[Saved entries]

Start

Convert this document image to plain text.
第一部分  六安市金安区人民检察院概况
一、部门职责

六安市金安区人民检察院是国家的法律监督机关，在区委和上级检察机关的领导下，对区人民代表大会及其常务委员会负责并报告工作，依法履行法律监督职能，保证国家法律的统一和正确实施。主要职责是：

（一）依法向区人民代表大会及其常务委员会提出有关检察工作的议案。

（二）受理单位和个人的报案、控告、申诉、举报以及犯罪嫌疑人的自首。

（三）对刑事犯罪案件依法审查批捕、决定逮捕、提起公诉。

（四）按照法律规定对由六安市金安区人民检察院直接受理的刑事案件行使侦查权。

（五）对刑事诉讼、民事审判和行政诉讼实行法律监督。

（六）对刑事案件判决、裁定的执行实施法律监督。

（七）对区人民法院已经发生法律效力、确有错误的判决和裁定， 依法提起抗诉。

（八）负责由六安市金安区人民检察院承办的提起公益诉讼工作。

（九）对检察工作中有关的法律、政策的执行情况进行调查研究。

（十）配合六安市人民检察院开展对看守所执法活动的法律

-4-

End

PROBLEM TO WORK ON: Extract every entry above as it appears.

TASK RESPONSE:
Convert this document image to plain text.
第一部分  六安市金安区人民检察院概况
一、部门职责

六安市金安区人民检察院是国家的法律监督机关，在区委和上级检察机关的领导下，对区人民代表大会及其常务委员会负责并报告工作，依法履行法律监督职能，保证国家法律的统一和正确实施。主要职责是：

（一）依法向区人民代表大会及其常务委员会提出有关检察工作的议案。

（二）受理单位和个人的报案、控告、申诉、举报以及犯罪嫌疑人的自首。

（三）对刑事犯罪案件依法审查批捕、决定逮捕、提起公诉。

（四）按照法律规定对由六安市金安区人民检察院直接受理的刑事案件行使侦查权。

（五）对刑事诉讼、民事审判和行政诉讼实行法律监督。

（六）对刑事案件判决、裁定的执行实施法律监督。

（七）对区人民法院已经发生法律效力、确有错误的判决和裁定， 依法提起抗诉。

（八）负责由六安市金安区人民检察院承办的提起公益诉讼工作。

（九）对检察工作中有关的法律、政策的执行情况进行调查研究。

（十）配合六安市人民检察院开展对看守所执法活动的法律

-4-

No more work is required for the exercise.